## STATED GOAL:
Filter this data down to the lines that hold "穿戴式设备", and copy them.
· · · · · · ·
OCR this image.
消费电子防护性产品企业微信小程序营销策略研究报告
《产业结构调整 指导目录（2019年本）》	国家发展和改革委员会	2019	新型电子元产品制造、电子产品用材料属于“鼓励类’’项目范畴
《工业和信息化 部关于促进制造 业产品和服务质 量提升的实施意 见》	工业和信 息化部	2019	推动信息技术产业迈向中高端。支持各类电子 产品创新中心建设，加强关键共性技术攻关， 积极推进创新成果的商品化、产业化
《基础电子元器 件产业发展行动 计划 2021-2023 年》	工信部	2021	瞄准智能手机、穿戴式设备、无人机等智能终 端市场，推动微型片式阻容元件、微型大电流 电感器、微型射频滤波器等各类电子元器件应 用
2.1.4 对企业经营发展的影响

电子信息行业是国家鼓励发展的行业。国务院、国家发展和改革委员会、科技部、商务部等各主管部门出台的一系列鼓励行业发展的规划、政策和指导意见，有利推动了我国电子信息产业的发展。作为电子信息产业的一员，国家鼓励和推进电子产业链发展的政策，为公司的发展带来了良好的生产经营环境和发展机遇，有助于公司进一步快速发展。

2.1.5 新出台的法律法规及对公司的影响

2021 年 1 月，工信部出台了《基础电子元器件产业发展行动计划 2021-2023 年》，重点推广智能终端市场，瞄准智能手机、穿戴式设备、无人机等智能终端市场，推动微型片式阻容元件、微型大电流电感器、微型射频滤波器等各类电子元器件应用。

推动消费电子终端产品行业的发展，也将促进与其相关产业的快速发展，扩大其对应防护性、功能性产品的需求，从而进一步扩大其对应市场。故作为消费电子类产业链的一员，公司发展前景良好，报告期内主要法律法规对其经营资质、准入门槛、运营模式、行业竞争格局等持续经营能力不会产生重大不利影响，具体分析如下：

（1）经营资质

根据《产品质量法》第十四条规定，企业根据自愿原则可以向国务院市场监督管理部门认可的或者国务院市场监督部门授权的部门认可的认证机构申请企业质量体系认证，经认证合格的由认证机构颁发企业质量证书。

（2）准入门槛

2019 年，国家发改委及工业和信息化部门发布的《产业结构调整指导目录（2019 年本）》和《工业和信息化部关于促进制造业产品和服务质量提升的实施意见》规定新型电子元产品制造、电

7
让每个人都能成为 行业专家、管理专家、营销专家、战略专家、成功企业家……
· · · · · · ·
## EXERCISE OUTPUT:
《基础电子元器 件产业发展行动 计划 2021-2023 年》	工信部	2021	瞄准智能手机、穿戴式设备、无人机等智能终 端市场，推动微型片式阻容元件、微型大电流 电感器、微型射频滤波器等各类电子元器件应 用
2021 年 1 月，工信部出台了《基础电子元器件产业发展行动计划 2021-2023 年》，重点推广智能终端市场，瞄准智能手机、穿戴式设备、无人机等智能终端市场，推动微型片式阻容元件、微型大电流电感器、微型射频滤波器等各类电子元器件应用。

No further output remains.